GIVEN INSTRUCTION: Look at the entries below and reproduce them exactly.

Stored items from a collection
=-=-=

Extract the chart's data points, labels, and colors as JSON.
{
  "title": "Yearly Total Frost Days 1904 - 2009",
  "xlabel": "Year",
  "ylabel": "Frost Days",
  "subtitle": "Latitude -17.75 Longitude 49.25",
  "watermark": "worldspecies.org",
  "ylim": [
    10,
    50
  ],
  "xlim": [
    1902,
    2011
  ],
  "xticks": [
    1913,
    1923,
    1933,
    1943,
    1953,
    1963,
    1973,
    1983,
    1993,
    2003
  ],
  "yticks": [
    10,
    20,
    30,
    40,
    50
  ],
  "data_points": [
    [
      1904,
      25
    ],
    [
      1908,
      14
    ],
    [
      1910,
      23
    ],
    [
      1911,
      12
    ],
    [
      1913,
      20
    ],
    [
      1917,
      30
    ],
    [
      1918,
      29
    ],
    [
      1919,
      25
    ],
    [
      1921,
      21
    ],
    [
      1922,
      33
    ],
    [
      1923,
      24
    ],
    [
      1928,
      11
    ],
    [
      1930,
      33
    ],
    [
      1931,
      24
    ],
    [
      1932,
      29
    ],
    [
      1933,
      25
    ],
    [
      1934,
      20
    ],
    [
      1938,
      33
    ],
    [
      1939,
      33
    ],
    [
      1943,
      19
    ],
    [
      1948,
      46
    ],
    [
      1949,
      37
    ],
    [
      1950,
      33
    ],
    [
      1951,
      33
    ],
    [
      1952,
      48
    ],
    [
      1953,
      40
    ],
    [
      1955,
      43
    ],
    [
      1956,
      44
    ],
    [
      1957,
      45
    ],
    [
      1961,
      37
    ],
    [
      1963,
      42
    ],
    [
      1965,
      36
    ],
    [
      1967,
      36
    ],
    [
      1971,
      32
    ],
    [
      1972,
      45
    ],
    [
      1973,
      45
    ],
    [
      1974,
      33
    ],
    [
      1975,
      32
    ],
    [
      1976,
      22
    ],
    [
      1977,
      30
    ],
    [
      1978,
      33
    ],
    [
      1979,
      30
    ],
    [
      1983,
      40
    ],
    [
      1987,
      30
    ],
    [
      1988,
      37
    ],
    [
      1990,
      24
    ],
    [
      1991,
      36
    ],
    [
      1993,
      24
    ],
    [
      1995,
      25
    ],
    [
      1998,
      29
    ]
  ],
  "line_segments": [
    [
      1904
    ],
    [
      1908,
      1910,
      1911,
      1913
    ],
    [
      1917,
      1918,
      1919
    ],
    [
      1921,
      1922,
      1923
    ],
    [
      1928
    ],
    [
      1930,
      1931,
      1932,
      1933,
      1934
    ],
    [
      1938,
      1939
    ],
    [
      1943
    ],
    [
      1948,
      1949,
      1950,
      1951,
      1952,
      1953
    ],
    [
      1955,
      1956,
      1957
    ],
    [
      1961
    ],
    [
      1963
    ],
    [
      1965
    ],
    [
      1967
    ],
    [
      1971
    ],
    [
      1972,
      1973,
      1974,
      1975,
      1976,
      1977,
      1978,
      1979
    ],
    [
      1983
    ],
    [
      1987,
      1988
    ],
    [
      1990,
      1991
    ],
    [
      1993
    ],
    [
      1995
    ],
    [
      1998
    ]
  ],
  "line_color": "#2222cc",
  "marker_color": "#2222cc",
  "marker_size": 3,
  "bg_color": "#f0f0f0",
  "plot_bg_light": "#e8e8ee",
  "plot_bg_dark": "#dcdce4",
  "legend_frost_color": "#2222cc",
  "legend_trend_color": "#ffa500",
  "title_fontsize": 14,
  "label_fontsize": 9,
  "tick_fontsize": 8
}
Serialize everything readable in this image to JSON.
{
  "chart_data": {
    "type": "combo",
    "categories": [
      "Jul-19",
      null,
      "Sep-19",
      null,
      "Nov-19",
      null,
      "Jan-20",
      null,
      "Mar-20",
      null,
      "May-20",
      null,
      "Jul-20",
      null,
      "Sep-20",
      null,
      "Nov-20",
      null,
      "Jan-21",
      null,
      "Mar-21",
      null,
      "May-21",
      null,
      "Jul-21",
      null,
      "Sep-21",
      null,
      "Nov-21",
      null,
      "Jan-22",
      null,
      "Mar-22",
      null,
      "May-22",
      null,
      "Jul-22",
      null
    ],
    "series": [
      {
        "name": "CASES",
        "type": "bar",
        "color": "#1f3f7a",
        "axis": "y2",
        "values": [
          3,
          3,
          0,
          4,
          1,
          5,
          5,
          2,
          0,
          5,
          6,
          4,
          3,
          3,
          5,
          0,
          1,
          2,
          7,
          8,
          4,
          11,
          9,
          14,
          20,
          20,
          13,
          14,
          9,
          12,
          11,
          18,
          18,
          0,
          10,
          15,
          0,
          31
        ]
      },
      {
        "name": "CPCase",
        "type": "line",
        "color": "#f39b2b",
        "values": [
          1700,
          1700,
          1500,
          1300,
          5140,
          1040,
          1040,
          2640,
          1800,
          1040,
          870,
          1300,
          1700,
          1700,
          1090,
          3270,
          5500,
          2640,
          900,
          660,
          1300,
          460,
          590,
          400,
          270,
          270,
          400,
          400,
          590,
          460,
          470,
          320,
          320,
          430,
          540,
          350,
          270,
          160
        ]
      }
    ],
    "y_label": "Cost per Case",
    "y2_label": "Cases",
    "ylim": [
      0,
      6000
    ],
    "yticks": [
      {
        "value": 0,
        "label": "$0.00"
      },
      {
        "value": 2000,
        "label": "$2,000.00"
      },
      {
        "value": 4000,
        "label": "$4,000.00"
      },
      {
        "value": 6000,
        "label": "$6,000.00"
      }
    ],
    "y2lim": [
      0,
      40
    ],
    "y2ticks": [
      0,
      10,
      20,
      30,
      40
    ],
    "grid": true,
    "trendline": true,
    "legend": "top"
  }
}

=-=-=

RESULT FOR THIS EXERCISE:
Extract the chart's data points, labels, and colors as JSON.
{
  "title": "Yearly Total Frost Days 1904 - 2009",
  "xlabel": "Year",
  "ylabel": "Frost Days",
  "subtitle": "Latitude -17.75 Longitude 49.25",
  "watermark": "worldspecies.org",
  "ylim": [
    10,
    50
  ],
  "xlim": [
    1902,
    2011
  ],
  "xticks": [
    1913,
    1923,
    1933,
    1943,
    1953,
    1963,
    1973,
    1983,
    1993,
    2003
  ],
  "yticks": [
    10,
    20,
    30,
    40,
    50
  ],
  "data_points": [
    [
      1904,
      25
    ],
    [
      1908,
      14
    ],
    [
      1910,
      23
    ],
    [
      1911,
      12
    ],
    [
      1913,
      20
    ],
    [
      1917,
      30
    ],
    [
      1918,
      29
    ],
    [
      1919,
      25
    ],
    [
      1921,
      21
    ],
    [
      1922,
      33
    ],
    [
      1923,
      24
    ],
    [
      1928,
      11
    ],
    [
      1930,
      33
    ],
    [
      1931,
      24
    ],
    [
      1932,
      29
    ],
    [
      1933,
      25
    ],
    [
      1934,
      20
    ],
    [
      1938,
      33
    ],
    [
      1939,
      33
    ],
    [
      1943,
      19
    ],
    [
      1948,
      46
    ],
    [
      1949,
      37
    ],
    [
      1950,
      33
    ],
    [
      1951,
      33
    ],
    [
      1952,
      48
    ],
    [
      1953,
      40
    ],
    [
      1955,
      43
    ],
    [
      1956,
      44
    ],
    [
      1957,
      45
    ],
    [
      1961,
      37
    ],
    [
      1963,
      42
    ],
    [
      1965,
      36
    ],
    [
      1967,
      36
    ],
    [
      1971,
      32
    ],
    [
      1972,
      45
    ],
    [
      1973,
      45
    ],
    [
      1974,
      33
    ],
    [
      1975,
      32
    ],
    [
      1976,
      22
    ],
    [
      1977,
      30
    ],
    [
      1978,
      33
    ],
    [
      1979,
      30
    ],
    [
      1983,
      40
    ],
    [
      1987,
      30
    ],
    [
      1988,
      37
    ],
    [
      1990,
      24
    ],
    [
      1991,
      36
    ],
    [
      1993,
      24
    ],
    [
      1995,
      25
    ],
    [
      1998,
      29
    ]
  ],
  "line_segments": [
    [
      1904
    ],
    [
      1908,
      1910,
      1911,
      1913
    ],
    [
      1917,
      1918,
      1919
    ],
    [
      1921,
      1922,
      1923
    ],
    [
      1928
    ],
    [
      1930,
      1931,
      1932,
      1933,
      1934
    ],
    [
      1938,
      1939
    ],
    [
      1943
    ],
    [
      1948,
      1949,
      1950,
      1951,
      1952,
      1953
    ],
    [
      1955,
      1956,
      1957
    ],
    [
      1961
    ],
    [
      1963
    ],
    [
      1965
    ],
    [
      1967
    ],
    [
      1971
    ],
    [
      1972,
      1973,
      1974,
      1975,
      1976,
      1977,
      1978,
      1979
    ],
    [
      1983
    ],
    [
      1987,
      1988
    ],
    [
      1990,
      1991
    ],
    [
      1993
    ],
    [
      1995
    ],
    [
      1998
    ]
  ],
  "line_color": "#2222cc",
  "marker_color": "#2222cc",
  "marker_size": 3,
  "bg_color": "#f0f0f0",
  "plot_bg_light": "#e8e8ee",
  "plot_bg_dark": "#dcdce4",
  "legend_frost_color": "#2222cc",
  "legend_trend_color": "#ffa500",
  "title_fontsize": 14,
  "label_fontsize": 9,
  "tick_fontsize": 8
}
Serialize everything readable in this image to JSON.
{
  "chart_data": {
    "type": "combo",
    "categories": [
      "Jul-19",
      null,
      "Sep-19",
      null,
      "Nov-19",
      null,
      "Jan-20",
      null,
      "Mar-20",
      null,
      "May-20",
      null,
      "Jul-20",
      null,
      "Sep-20",
      null,
      "Nov-20",
      null,
      "Jan-21",
      null,
      "Mar-21",
      null,
      "May-21",
      null,
      "Jul-21",
      null,
      "Sep-21",
      null,
      "Nov-21",
      null,
      "Jan-22",
      null,
      "Mar-22",
      null,
      "May-22",
      null,
      "Jul-22",
      null
    ],
    "series": [
      {
        "name": "CASES",
        "type": "bar",
        "color": "#1f3f7a",
        "axis": "y2",
        "values": [
          3,
          3,
          0,
          4,
          1,
          5,
          5,
          2,
          0,
          5,
          6,
          4,
          3,
          3,
          5,
          0,
          1,
          2,
          7,
          8,
          4,
          11,
          9,
          14,
          20,
          20,
          13,
          14,
          9,
          12,
          11,
          18,
          18,
          0,
          10,
          15,
          0,
          31
        ]
      },
      {
        "name": "CPCase",
        "type": "line",
        "color": "#f39b2b",
        "values": [
          1700,
          1700,
          1500,
          1300,
          5140,
          1040,
          1040,
          2640,
          1800,
          1040,
          870,
          1300,
          1700,
          1700,
          1090,
          3270,
          5500,
          2640,
          900,
          660,
          1300,
          460,
          590,
          400,
          270,
          270,
          400,
          400,
          590,
          460,
          470,
          320,
          320,
          430,
          540,
          350,
          270,
          160
        ]
      }
    ],
    "y_label": "Cost per Case",
    "y2_label": "Cases",
    "ylim": [
      0,
      6000
    ],
    "yticks": [
      {
        "value": 0,
        "label": "$0.00"
      },
      {
        "value": 2000,
        "label": "$2,000.00"
      },
      {
        "value": 4000,
        "label": "$4,000.00"
      },
      {
        "value": 6000,
        "label": "$6,000.00"
      }
    ],
    "y2lim": [
      0,
      40
    ],
    "y2ticks": [
      0,
      10,
      20,
      30,
      40
    ],
    "grid": true,
    "trendline": true,
    "legend": "top"
  }
}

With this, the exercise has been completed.